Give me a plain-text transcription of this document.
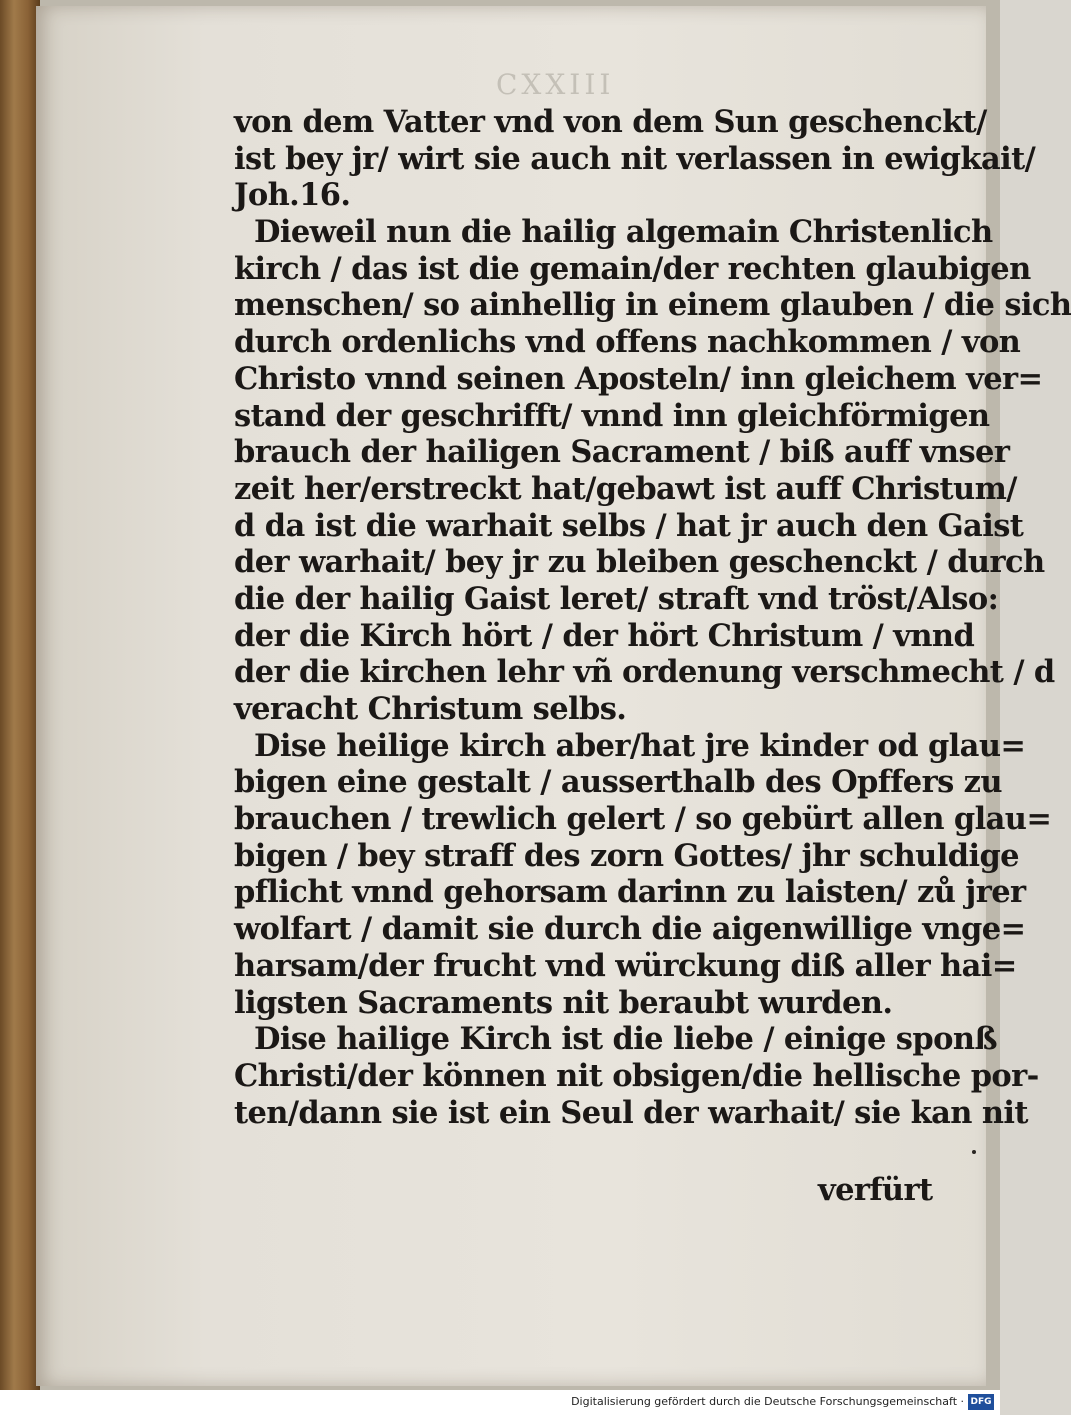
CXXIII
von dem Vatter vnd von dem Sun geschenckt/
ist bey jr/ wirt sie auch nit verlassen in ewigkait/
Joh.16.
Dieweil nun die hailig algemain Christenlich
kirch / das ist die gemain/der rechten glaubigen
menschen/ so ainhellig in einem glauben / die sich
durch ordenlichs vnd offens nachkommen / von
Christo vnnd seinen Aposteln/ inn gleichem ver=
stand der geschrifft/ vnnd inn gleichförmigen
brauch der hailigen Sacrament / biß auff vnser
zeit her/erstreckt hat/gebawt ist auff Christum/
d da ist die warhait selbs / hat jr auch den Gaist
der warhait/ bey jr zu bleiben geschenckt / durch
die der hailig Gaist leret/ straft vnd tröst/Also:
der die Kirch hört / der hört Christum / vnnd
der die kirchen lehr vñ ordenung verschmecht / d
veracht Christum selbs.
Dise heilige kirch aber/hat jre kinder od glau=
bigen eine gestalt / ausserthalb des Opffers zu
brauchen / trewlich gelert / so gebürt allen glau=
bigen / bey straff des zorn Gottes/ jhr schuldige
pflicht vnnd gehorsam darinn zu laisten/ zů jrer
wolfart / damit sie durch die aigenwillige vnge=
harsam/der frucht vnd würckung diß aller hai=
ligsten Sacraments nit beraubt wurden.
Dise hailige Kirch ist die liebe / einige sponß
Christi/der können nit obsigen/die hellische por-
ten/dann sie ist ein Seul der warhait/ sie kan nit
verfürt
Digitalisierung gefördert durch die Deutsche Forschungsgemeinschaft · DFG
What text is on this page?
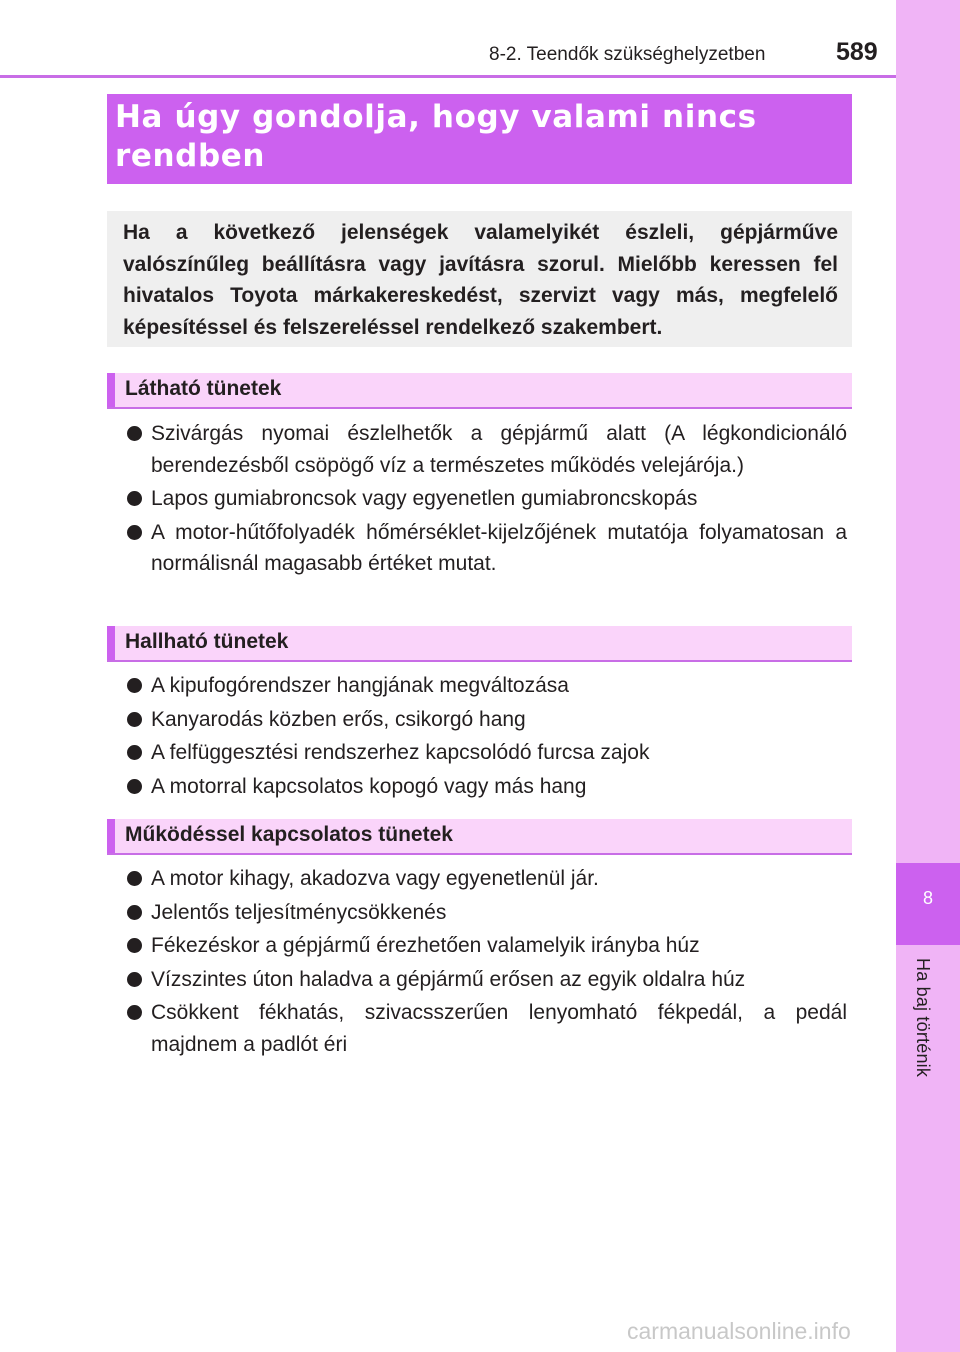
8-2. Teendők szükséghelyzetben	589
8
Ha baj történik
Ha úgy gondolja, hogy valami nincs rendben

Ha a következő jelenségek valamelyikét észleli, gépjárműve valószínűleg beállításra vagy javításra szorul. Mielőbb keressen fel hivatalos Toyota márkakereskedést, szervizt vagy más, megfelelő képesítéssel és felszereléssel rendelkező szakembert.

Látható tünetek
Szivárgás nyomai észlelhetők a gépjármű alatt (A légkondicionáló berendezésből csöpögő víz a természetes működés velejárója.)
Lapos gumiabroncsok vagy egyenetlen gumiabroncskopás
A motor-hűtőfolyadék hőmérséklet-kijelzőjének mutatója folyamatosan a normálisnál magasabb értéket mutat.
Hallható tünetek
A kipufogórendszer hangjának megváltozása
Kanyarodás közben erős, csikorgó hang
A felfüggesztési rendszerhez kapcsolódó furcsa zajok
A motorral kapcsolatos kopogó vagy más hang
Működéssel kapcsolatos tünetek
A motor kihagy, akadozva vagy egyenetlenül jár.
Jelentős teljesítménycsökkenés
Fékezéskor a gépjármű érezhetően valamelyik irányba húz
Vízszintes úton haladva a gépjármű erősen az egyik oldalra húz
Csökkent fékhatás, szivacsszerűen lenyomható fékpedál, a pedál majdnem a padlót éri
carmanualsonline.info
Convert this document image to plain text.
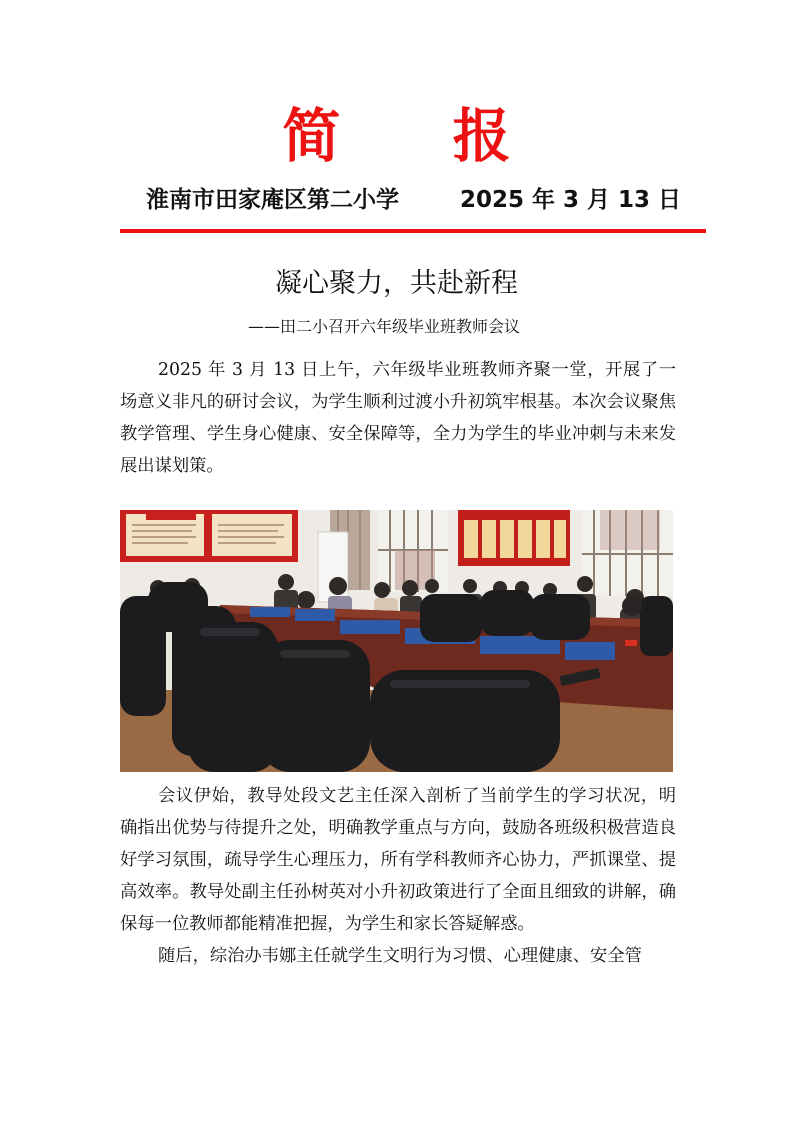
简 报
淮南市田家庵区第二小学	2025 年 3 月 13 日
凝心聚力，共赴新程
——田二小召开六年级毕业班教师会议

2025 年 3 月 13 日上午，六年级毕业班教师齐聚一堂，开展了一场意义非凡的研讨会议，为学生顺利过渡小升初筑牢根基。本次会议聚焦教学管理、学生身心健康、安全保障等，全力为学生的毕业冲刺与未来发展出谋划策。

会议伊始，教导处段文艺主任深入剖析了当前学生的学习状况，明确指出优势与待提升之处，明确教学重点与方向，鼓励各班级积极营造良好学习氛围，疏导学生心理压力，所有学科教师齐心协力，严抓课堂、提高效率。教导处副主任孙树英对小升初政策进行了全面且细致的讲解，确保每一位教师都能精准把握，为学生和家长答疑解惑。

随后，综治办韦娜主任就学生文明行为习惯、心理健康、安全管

○ ○ ○ ○ ○ ○ ○

- _PROBLEM STATEMENT_: Write out every record above exactly as it stands, but leave out the pictures.

- _SOLVED EXERCISE_:
Give me a plain-text transcription of this document.
CXXIII
von dem Vatter vnd von dem Sun geschenckt/
ist bey jr/ wirt sie auch nit verlassen in ewigkait/
Joh.16.
Dieweil nun die hailig algemain Christenlich
kirch / das ist die gemain/der rechten glaubigen
menschen/ so ainhellig in einem glauben / die sich
durch ordenlichs vnd offens nachkommen / von
Christo vnnd seinen Aposteln/ inn gleichem ver=
stand der geschrifft/ vnnd inn gleichförmigen
brauch der hailigen Sacrament / biß auff vnser
zeit her/erstreckt hat/gebawt ist auff Christum/
d da ist die warhait selbs / hat jr auch den Gaist
der warhait/ bey jr zu bleiben geschenckt / durch
die der hailig Gaist leret/ straft vnd tröst/Also:
der die Kirch hört / der hört Christum / vnnd
der die kirchen lehr vñ ordenung verschmecht / d
veracht Christum selbs.
Dise heilige kirch aber/hat jre kinder od glau=
bigen eine gestalt / ausserthalb des Opffers zu
brauchen / trewlich gelert / so gebürt allen glau=
bigen / bey straff des zorn Gottes/ jhr schuldige
pflicht vnnd gehorsam darinn zu laisten/ zů jrer
wolfart / damit sie durch die aigenwillige vnge=
harsam/der frucht vnd würckung diß aller hai=
ligsten Sacraments nit beraubt wurden.
Dise hailige Kirch ist die liebe / einige sponß
Christi/der können nit obsigen/die hellische por-
ten/dann sie ist ein Seul der warhait/ sie kan nit
verfürt
Digitalisierung gefördert durch die Deutsche Forschungsgemeinschaft · DFG
What text is on this page?
8-2. Teendők szükséghelyzetben	589
8
Ha baj történik
Ha úgy gondolja, hogy valami nincs rendben

Ha a következő jelenségek valamelyikét észleli, gépjárműve valószínűleg beállításra vagy javításra szorul. Mielőbb keressen fel hivatalos Toyota márkakereskedést, szervizt vagy más, megfelelő képesítéssel és felszereléssel rendelkező szakembert.

Látható tünetek
Szivárgás nyomai észlelhetők a gépjármű alatt (A légkondicionáló berendezésből csöpögő víz a természetes működés velejárója.)
Lapos gumiabroncsok vagy egyenetlen gumiabroncskopás
A motor-hűtőfolyadék hőmérséklet-kijelzőjének mutatója folyamatosan a normálisnál magasabb értéket mutat.
Hallható tünetek
A kipufogórendszer hangjának megváltozása
Kanyarodás közben erős, csikorgó hang
A felfüggesztési rendszerhez kapcsolódó furcsa zajok
A motorral kapcsolatos kopogó vagy más hang
Működéssel kapcsolatos tünetek
A motor kihagy, akadozva vagy egyenetlenül jár.
Jelentős teljesítménycsökkenés
Fékezéskor a gépjármű érezhetően valamelyik irányba húz
Vízszintes úton haladva a gépjármű erősen az egyik oldalra húz
Csökkent fékhatás, szivacsszerűen lenyomható fékpedál, a pedál majdnem a padlót éri
carmanualsonline.info
Convert this document image to plain text.
简 报
淮南市田家庵区第二小学	2025 年 3 月 13 日
凝心聚力，共赴新程
——田二小召开六年级毕业班教师会议

2025 年 3 月 13 日上午，六年级毕业班教师齐聚一堂，开展了一场意义非凡的研讨会议，为学生顺利过渡小升初筑牢根基。本次会议聚焦教学管理、学生身心健康、安全保障等，全力为学生的毕业冲刺与未来发展出谋划策。

会议伊始，教导处段文艺主任深入剖析了当前学生的学习状况，明确指出优势与待提升之处，明确教学重点与方向，鼓励各班级积极营造良好学习氛围，疏导学生心理压力，所有学科教师齐心协力，严抓课堂、提高效率。教导处副主任孙树英对小升初政策进行了全面且细致的讲解，确保每一位教师都能精准把握，为学生和家长答疑解惑。

随后，综治办韦娜主任就学生文明行为习惯、心理健康、安全管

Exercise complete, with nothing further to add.